### Problem description
Pull every line containing the word "الدراسي" from the records.

### Supplied information
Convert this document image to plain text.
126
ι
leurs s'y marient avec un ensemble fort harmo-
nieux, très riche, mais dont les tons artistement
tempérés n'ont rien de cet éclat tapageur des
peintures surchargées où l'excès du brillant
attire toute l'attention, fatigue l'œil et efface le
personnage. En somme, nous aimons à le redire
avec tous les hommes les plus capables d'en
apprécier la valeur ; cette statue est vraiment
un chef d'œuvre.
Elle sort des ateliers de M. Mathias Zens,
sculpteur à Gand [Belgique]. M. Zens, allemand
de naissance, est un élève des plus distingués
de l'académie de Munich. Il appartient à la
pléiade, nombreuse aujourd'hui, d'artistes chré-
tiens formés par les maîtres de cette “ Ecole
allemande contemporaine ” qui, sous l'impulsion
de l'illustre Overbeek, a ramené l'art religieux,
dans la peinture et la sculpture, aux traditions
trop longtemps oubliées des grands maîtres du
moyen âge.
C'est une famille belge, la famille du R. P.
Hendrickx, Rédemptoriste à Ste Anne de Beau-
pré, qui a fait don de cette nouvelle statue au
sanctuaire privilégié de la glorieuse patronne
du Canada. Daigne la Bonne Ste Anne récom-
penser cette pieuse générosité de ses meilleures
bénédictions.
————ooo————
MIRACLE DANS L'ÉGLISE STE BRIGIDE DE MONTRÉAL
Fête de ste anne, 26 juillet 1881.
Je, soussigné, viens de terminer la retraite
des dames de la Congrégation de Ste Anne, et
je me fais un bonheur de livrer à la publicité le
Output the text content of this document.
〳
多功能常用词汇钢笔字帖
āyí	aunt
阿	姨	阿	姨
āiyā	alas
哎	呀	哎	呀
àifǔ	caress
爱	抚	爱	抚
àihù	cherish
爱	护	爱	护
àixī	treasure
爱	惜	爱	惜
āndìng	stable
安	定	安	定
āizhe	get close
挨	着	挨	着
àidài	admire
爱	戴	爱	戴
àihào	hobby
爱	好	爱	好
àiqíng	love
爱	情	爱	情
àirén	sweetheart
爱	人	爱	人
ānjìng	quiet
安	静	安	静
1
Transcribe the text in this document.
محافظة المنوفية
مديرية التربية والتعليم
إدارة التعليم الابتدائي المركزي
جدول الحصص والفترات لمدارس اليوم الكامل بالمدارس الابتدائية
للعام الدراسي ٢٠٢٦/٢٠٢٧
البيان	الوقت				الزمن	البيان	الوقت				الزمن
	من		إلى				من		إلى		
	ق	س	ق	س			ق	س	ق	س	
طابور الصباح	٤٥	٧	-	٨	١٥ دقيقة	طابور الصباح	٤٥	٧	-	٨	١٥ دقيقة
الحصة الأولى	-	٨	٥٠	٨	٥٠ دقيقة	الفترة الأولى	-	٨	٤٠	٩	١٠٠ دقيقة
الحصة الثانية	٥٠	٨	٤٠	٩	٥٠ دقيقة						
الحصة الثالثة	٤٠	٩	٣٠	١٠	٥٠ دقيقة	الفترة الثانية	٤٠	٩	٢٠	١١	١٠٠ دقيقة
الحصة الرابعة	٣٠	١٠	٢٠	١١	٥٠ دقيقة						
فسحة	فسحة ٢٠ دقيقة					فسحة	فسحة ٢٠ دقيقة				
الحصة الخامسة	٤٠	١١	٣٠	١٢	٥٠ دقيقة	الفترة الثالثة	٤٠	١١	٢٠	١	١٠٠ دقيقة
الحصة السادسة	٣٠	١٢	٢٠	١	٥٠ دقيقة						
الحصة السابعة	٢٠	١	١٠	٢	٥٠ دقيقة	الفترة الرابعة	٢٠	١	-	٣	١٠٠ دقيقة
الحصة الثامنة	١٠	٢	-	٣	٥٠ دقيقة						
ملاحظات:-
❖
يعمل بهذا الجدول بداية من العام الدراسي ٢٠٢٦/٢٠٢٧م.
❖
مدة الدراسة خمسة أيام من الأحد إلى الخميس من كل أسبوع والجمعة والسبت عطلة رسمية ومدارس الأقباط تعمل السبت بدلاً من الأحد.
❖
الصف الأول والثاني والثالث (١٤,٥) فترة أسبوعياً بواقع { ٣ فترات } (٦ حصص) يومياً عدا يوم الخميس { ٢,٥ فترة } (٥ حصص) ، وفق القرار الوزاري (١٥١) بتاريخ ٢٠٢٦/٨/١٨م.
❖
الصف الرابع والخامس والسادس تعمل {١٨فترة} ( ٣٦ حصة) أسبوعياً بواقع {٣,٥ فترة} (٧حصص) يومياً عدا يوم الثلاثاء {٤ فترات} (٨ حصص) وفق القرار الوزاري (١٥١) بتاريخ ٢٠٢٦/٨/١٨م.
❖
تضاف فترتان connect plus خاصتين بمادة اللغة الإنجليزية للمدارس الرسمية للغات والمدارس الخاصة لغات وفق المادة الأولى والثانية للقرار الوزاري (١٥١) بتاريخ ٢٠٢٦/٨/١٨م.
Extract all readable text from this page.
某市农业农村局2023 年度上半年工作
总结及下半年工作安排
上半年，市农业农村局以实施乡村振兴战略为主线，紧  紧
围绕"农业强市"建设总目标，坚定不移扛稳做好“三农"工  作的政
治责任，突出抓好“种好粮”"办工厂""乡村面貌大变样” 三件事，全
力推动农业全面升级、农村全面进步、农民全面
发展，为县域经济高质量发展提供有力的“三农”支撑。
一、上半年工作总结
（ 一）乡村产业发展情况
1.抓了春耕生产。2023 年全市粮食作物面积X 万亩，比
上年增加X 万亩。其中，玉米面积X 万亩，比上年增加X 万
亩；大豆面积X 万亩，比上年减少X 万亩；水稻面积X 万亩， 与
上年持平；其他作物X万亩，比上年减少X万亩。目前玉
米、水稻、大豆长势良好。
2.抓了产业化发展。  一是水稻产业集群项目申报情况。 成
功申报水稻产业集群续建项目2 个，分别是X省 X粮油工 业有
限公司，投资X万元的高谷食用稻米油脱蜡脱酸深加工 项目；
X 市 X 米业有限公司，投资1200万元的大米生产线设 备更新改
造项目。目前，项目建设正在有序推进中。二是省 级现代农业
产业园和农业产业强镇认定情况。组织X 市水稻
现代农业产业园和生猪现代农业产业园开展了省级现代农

### Task output
للعام الدراسي ٢٠٢٦/٢٠٢٧
يعمل بهذا الجدول بداية من العام الدراسي ٢٠٢٦/٢٠٢٧م.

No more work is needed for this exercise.